INSTRUCTIONS TO FOLLOW: Leave the pictures out, and retype all of the material exactly as written.

EXTRACTED INFORMATION:
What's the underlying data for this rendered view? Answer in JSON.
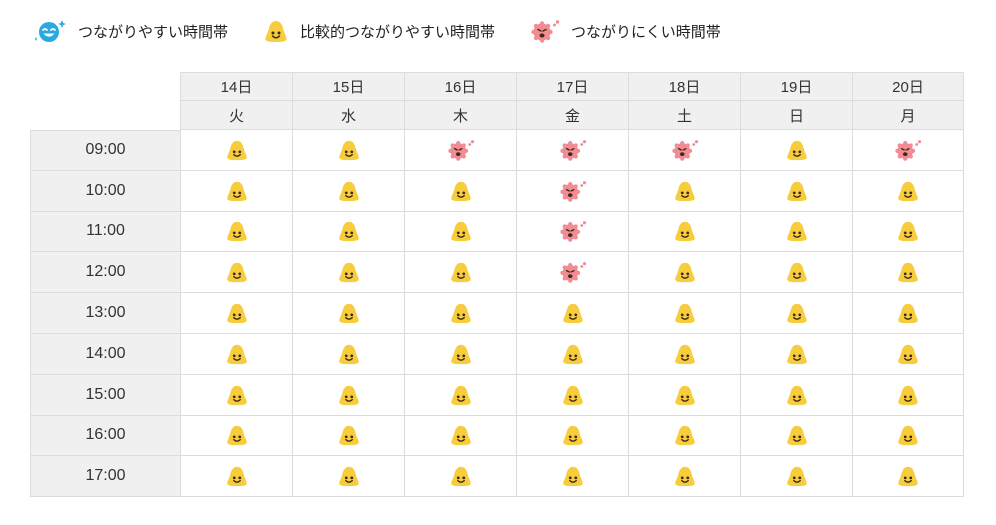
{
  "legend": [
    {
      "label": "つながりやすい時間帯",
      "icon": "happy-blue-face-icon",
      "color": "#29a9e1"
    },
    {
      "label": "比較的つながりやすい時間帯",
      "icon": "smile-yellow-face-icon",
      "color": "#f7cd3d"
    },
    {
      "label": "つながりにくい時間帯",
      "icon": "sad-pink-face-icon",
      "color": "#f38b93"
    }
  ],
  "dates": [
    "14日",
    "15日",
    "16日",
    "17日",
    "18日",
    "19日",
    "20日"
  ],
  "weekdays": [
    "火",
    "水",
    "木",
    "金",
    "土",
    "日",
    "月"
  ],
  "times": [
    "09:00",
    "10:00",
    "11:00",
    "12:00",
    "13:00",
    "14:00",
    "15:00",
    "16:00",
    "17:00"
  ],
  "status_grid": [
    [
      "ok",
      "ok",
      "busy",
      "busy",
      "busy",
      "ok",
      "busy"
    ],
    [
      "ok",
      "ok",
      "ok",
      "busy",
      "ok",
      "ok",
      "ok"
    ],
    [
      "ok",
      "ok",
      "ok",
      "busy",
      "ok",
      "ok",
      "ok"
    ],
    [
      "ok",
      "ok",
      "ok",
      "busy",
      "ok",
      "ok",
      "ok"
    ],
    [
      "ok",
      "ok",
      "ok",
      "ok",
      "ok",
      "ok",
      "ok"
    ],
    [
      "ok",
      "ok",
      "ok",
      "ok",
      "ok",
      "ok",
      "ok"
    ],
    [
      "ok",
      "ok",
      "ok",
      "ok",
      "ok",
      "ok",
      "ok"
    ],
    [
      "ok",
      "ok",
      "ok",
      "ok",
      "ok",
      "ok",
      "ok"
    ],
    [
      "ok",
      "ok",
      "ok",
      "ok",
      "ok",
      "ok",
      "ok"
    ]
  ],
  "status_icons": {
    "ok": "smile-yellow-face-icon",
    "busy": "sad-pink-face-icon"
  }
}
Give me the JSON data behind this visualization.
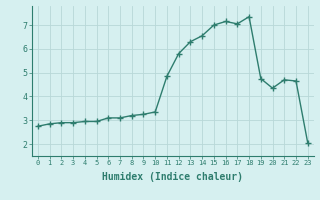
{
  "x": [
    0,
    1,
    2,
    3,
    4,
    5,
    6,
    7,
    8,
    9,
    10,
    11,
    12,
    13,
    14,
    15,
    16,
    17,
    18,
    19,
    20,
    21,
    22,
    23
  ],
  "y": [
    2.75,
    2.85,
    2.9,
    2.9,
    2.95,
    2.95,
    3.1,
    3.1,
    3.2,
    3.25,
    3.35,
    4.85,
    5.8,
    6.3,
    6.55,
    7.0,
    7.15,
    7.05,
    7.35,
    4.75,
    4.35,
    4.7,
    4.65,
    2.05
  ],
  "line_color": "#2e7d6e",
  "marker": "+",
  "markersize": 4,
  "linewidth": 1.0,
  "markeredgewidth": 1.0,
  "xlabel": "Humidex (Indice chaleur)",
  "xlabel_fontsize": 7,
  "bg_color": "#d6f0f0",
  "grid_color": "#b8d8d8",
  "tick_color": "#2e7d6e",
  "xlim": [
    -0.5,
    23.5
  ],
  "ylim": [
    1.5,
    7.8
  ],
  "yticks": [
    2,
    3,
    4,
    5,
    6,
    7
  ],
  "xticks": [
    0,
    1,
    2,
    3,
    4,
    5,
    6,
    7,
    8,
    9,
    10,
    11,
    12,
    13,
    14,
    15,
    16,
    17,
    18,
    19,
    20,
    21,
    22,
    23
  ],
  "tick_fontsize": 5,
  "ytick_fontsize": 6
}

SOLUTION TO THIS TASK:
What's the underlying data for this rendered view? Answer in JSON.
{
  "legend": [
    {
      "label": "つながりやすい時間帯",
      "icon": "happy-blue-face-icon",
      "color": "#29a9e1"
    },
    {
      "label": "比較的つながりやすい時間帯",
      "icon": "smile-yellow-face-icon",
      "color": "#f7cd3d"
    },
    {
      "label": "つながりにくい時間帯",
      "icon": "sad-pink-face-icon",
      "color": "#f38b93"
    }
  ],
  "dates": [
    "14日",
    "15日",
    "16日",
    "17日",
    "18日",
    "19日",
    "20日"
  ],
  "weekdays": [
    "火",
    "水",
    "木",
    "金",
    "土",
    "日",
    "月"
  ],
  "times": [
    "09:00",
    "10:00",
    "11:00",
    "12:00",
    "13:00",
    "14:00",
    "15:00",
    "16:00",
    "17:00"
  ],
  "status_grid": [
    [
      "ok",
      "ok",
      "busy",
      "busy",
      "busy",
      "ok",
      "busy"
    ],
    [
      "ok",
      "ok",
      "ok",
      "busy",
      "ok",
      "ok",
      "ok"
    ],
    [
      "ok",
      "ok",
      "ok",
      "busy",
      "ok",
      "ok",
      "ok"
    ],
    [
      "ok",
      "ok",
      "ok",
      "busy",
      "ok",
      "ok",
      "ok"
    ],
    [
      "ok",
      "ok",
      "ok",
      "ok",
      "ok",
      "ok",
      "ok"
    ],
    [
      "ok",
      "ok",
      "ok",
      "ok",
      "ok",
      "ok",
      "ok"
    ],
    [
      "ok",
      "ok",
      "ok",
      "ok",
      "ok",
      "ok",
      "ok"
    ],
    [
      "ok",
      "ok",
      "ok",
      "ok",
      "ok",
      "ok",
      "ok"
    ],
    [
      "ok",
      "ok",
      "ok",
      "ok",
      "ok",
      "ok",
      "ok"
    ]
  ],
  "status_icons": {
    "ok": "smile-yellow-face-icon",
    "busy": "sad-pink-face-icon"
  }
}
Give me the JSON data behind this visualization.
{
  "x": [
    0,
    1,
    2,
    3,
    4,
    5,
    6,
    7,
    8,
    9,
    10,
    11,
    12,
    13,
    14,
    15,
    16,
    17,
    18,
    19,
    20,
    21,
    22,
    23
  ],
  "y": [
    2.75,
    2.85,
    2.9,
    2.9,
    2.95,
    2.95,
    3.1,
    3.1,
    3.2,
    3.25,
    3.35,
    4.85,
    5.8,
    6.3,
    6.55,
    7.0,
    7.15,
    7.05,
    7.35,
    4.75,
    4.35,
    4.7,
    4.65,
    2.05
  ],
  "line_color": "#2e7d6e",
  "marker": "+",
  "markersize": 4,
  "linewidth": 1.0,
  "markeredgewidth": 1.0,
  "xlabel": "Humidex (Indice chaleur)",
  "xlabel_fontsize": 7,
  "bg_color": "#d6f0f0",
  "grid_color": "#b8d8d8",
  "tick_color": "#2e7d6e",
  "xlim": [
    -0.5,
    23.5
  ],
  "ylim": [
    1.5,
    7.8
  ],
  "yticks": [
    2,
    3,
    4,
    5,
    6,
    7
  ],
  "xticks": [
    0,
    1,
    2,
    3,
    4,
    5,
    6,
    7,
    8,
    9,
    10,
    11,
    12,
    13,
    14,
    15,
    16,
    17,
    18,
    19,
    20,
    21,
    22,
    23
  ],
  "tick_fontsize": 5,
  "ytick_fontsize": 6
}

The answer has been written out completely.